Extend the passage on left atrial remodeling in athletes past its last sentence, keeping its style and line of argument.

## Text excerpt
============================================================

It is noteworthy that in our study, the index of intra-cardiac filling pressure (i.e., the E/e′ ratio) was normal and remained within normal limits over the different season periods, despite the substantial atrial and LV morphological remodeling. This finding suggests that atrial cavity responds to the increased hemodynamic pre-load (induced by chronic exercise) by enhancing the reservoir and conduit function in order to accommodate the increasing venous return and maintain normal contractile function, efficient emptying function, and stroke volume, in a manner similar to that seen in volume overloaded LV. It must be noted that the pattern of LA remodeling in the athlete substantially differs from that observed in pathological LV increased mass index such as systemic hypertension or hypertrophic cardiomyopathy. In those conditions, the LA enlargement is associated with the increase of LV filling pressure and the ensuing reduction of LA passive and emptying volumes, thus leads to the compensatory increase in the atrial active emptying time and emptying fraction (Eshoo et al. 2009; Erol et al. 2002). Similarly, LA enlargement in hypertrophic cardiomyopathy is associated with reduced LV compliance and relaxation, decreased atrial conduit volume, and increased active emptying fraction (Eshoo et al. 2010). Thus, in those pathological conditions, LA remodeling conveys impairment of reservoir and conduit function as a consequence of increased hemodynamic afterload and an abnormal LV stiffness. Conversely, in athlete’s heart, the dynamic remodeling of the LA is associated with an enhanced reservoir and conduit phase, while LA contractile function remains stable, suggesting also a benign adaptation of the LV. Indeed, contrary to data observed in this study, a maladaptive remodeling of the LV would be associated with a worsening in LA reservoir and conduit function and an increased LA active contribution to LV filling, in order to compensate the increased LV stiffness. Thus, taking together, the analysis of dynamic changes in LA phasic volumes demonstrates that exercise conditioning is able to generate in the athlete a further atrial functional reserve, representing a relevant benign contribution to training-induced cardiovascular remodeling.

============================================================

## Given entries
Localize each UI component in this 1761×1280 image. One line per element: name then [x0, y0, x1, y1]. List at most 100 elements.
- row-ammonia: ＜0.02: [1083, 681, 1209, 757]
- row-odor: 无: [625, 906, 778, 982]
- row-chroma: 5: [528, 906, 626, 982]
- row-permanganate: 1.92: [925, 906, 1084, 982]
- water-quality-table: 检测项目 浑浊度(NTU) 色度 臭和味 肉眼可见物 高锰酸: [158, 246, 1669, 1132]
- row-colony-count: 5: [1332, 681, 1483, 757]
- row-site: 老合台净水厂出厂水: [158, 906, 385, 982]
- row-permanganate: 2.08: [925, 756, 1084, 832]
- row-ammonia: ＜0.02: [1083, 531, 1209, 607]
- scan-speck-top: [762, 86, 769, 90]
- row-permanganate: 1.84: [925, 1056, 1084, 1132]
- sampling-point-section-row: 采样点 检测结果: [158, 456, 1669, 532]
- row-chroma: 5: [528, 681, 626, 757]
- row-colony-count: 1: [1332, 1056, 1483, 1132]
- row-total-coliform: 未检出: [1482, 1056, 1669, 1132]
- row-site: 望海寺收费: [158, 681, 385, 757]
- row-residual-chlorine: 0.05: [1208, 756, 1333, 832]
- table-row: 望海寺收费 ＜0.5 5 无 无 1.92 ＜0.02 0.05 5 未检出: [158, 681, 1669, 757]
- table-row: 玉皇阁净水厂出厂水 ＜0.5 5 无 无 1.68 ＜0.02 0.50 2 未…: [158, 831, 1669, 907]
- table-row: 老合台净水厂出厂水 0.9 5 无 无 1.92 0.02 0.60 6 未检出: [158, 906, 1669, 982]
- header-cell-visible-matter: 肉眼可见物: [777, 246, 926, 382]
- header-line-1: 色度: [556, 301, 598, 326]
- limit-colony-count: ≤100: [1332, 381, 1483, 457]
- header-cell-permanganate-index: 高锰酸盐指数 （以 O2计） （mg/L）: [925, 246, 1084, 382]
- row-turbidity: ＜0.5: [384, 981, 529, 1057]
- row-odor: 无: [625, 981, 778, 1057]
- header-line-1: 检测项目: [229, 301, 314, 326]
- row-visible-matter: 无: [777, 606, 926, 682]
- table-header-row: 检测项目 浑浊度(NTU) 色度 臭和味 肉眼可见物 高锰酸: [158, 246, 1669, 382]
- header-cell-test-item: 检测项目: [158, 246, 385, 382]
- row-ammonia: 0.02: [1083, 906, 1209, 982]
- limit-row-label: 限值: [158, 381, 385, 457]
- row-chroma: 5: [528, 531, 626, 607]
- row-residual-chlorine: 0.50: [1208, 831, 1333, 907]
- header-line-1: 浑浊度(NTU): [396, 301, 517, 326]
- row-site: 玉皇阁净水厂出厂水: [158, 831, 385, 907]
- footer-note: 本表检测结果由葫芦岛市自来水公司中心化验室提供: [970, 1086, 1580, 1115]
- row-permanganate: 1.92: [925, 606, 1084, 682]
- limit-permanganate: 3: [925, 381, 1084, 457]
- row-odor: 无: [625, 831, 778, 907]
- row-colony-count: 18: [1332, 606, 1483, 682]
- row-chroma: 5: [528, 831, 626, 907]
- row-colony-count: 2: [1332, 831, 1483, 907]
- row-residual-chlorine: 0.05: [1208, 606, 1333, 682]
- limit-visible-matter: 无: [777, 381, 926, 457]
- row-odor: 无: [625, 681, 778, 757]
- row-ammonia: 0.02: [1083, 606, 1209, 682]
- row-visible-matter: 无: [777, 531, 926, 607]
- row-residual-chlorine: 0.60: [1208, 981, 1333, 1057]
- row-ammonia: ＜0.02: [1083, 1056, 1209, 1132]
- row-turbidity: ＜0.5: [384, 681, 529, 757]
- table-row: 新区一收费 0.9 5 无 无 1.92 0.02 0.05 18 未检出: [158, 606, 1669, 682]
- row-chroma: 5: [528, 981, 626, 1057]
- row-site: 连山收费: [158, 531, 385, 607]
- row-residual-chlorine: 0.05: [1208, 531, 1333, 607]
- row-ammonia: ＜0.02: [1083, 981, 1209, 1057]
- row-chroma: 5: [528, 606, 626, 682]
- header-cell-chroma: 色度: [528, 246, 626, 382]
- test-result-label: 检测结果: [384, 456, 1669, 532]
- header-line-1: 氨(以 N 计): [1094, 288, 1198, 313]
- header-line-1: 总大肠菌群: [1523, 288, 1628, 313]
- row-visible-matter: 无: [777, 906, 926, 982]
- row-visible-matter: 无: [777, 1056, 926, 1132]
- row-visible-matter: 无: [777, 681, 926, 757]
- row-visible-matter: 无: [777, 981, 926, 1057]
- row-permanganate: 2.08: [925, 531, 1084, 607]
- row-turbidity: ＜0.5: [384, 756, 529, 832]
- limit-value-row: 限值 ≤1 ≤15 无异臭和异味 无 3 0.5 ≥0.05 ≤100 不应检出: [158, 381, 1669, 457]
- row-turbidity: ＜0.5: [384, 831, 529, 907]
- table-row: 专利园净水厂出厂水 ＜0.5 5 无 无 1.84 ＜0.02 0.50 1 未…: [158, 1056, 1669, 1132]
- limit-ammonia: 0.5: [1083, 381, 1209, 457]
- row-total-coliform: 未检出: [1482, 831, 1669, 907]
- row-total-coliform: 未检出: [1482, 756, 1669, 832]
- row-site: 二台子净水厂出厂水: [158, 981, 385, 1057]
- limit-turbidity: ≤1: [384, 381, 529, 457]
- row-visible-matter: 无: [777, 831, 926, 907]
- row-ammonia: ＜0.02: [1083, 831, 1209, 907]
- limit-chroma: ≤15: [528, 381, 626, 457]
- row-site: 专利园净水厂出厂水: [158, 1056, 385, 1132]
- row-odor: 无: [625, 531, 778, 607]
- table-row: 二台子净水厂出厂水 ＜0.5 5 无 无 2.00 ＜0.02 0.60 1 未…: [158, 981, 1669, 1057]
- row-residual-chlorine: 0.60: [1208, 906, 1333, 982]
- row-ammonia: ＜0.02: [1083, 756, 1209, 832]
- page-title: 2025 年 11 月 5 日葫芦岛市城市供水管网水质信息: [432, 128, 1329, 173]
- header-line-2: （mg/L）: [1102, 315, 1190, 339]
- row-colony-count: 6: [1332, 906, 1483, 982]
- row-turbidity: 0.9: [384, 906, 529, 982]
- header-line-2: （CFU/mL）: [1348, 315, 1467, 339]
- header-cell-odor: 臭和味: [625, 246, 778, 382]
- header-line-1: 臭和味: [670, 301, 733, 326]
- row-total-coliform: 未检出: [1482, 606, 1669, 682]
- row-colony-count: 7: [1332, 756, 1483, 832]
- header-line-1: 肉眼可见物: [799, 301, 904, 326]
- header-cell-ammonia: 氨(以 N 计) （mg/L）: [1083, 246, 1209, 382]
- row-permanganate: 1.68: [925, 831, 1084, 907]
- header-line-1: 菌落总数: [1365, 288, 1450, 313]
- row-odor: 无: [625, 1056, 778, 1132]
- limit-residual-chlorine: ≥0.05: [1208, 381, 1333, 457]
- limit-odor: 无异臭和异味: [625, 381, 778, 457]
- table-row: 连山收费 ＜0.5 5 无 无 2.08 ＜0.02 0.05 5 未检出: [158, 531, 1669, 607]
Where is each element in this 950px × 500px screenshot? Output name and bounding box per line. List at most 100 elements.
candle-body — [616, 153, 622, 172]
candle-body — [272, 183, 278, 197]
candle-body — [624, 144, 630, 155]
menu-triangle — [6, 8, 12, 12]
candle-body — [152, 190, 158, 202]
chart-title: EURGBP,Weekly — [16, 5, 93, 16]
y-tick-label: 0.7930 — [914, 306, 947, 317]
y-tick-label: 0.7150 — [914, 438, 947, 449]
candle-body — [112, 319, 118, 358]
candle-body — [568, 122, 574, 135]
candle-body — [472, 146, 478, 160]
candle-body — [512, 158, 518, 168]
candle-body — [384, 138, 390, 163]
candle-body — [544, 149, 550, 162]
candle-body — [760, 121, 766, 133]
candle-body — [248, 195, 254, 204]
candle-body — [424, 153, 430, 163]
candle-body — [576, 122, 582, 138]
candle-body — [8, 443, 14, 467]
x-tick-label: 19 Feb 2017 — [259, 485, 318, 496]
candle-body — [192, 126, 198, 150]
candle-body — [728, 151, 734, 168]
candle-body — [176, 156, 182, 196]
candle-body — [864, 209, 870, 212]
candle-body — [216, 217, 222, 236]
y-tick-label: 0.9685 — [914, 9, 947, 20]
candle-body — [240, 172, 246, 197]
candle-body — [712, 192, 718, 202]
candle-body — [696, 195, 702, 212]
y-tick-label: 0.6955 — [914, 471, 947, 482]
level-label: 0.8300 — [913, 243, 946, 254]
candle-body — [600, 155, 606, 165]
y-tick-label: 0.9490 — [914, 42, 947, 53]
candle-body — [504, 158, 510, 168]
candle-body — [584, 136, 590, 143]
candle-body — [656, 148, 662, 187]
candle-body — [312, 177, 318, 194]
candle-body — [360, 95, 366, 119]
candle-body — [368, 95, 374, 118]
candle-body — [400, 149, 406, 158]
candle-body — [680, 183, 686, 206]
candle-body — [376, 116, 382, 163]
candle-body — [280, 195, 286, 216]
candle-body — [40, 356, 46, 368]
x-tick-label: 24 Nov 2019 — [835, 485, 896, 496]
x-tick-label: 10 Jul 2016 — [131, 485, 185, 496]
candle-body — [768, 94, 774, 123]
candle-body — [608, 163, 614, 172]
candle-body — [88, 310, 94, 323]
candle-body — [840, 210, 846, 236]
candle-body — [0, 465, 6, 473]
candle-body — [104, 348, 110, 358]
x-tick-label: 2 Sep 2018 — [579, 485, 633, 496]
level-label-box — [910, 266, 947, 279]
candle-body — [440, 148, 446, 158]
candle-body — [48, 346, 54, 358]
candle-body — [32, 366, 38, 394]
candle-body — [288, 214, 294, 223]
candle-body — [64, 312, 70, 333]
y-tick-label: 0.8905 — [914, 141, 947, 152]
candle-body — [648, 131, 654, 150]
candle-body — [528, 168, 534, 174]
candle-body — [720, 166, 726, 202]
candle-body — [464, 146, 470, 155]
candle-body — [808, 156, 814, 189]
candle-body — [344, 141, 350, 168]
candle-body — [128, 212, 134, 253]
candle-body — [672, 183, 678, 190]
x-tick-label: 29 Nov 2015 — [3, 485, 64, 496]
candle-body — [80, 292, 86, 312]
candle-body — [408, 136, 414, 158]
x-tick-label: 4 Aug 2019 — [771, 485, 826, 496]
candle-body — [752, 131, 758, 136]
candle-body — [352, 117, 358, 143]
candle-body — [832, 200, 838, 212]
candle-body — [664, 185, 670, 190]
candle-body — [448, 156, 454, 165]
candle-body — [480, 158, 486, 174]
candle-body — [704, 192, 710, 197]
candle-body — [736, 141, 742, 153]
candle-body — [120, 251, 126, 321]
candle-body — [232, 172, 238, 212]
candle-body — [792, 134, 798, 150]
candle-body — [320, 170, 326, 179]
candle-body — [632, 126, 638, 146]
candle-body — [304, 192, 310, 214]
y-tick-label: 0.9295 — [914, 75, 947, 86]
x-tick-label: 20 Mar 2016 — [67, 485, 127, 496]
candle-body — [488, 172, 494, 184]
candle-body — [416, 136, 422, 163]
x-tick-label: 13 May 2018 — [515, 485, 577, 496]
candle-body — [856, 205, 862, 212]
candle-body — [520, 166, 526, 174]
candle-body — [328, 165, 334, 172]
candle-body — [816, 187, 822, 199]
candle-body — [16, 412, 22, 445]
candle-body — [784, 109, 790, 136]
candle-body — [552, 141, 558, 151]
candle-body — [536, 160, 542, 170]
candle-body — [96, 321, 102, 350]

============================================================

## Task output
Limitations: This study has obvious limitations. The sample size is small, and this limitation could have influenced the correlation analysis: indeed, a correlation between resting bradycardia and atrial function has been previously reported (D’Ascenzi et al. 2011). This correlation was not confirmed in this study, but we cannot exclude that this results is related to the small sample size of the study. However, the small sample size is justified by the need to enroll a well-selected group of athletes who shared the same sport and similar training protocol. We anticipate large number of variabilities with bigger sample volume including coaching pattern of practice and individual athlete’s skills.

We are unable to confirm or refute the absolute or partial recovery of LA structure and function after detraining, since many factors could play parts, including age and type of sports. Furthermore, although we observed an inverse remodeling of exercise-induced LA adaptation after detraining, we cannot exclude that the existence of a cumulative effect of repeated years of training could lead to some irreversible LA morphological or functional changes.

Conclusions

LA remodeling in top-level athletes includes functional changes such as increased LA reservoir and conduit volume and the relative reduction of LA active emptying. LA remodeling is dynamic in nature, varies during competitive training in response to incremental training loads and after detraining. The strong correlation between exercise-induced LA and LV remodeling supports the concept that morpho-functional LA remodeling also represents a physiological and benign response to athletic training.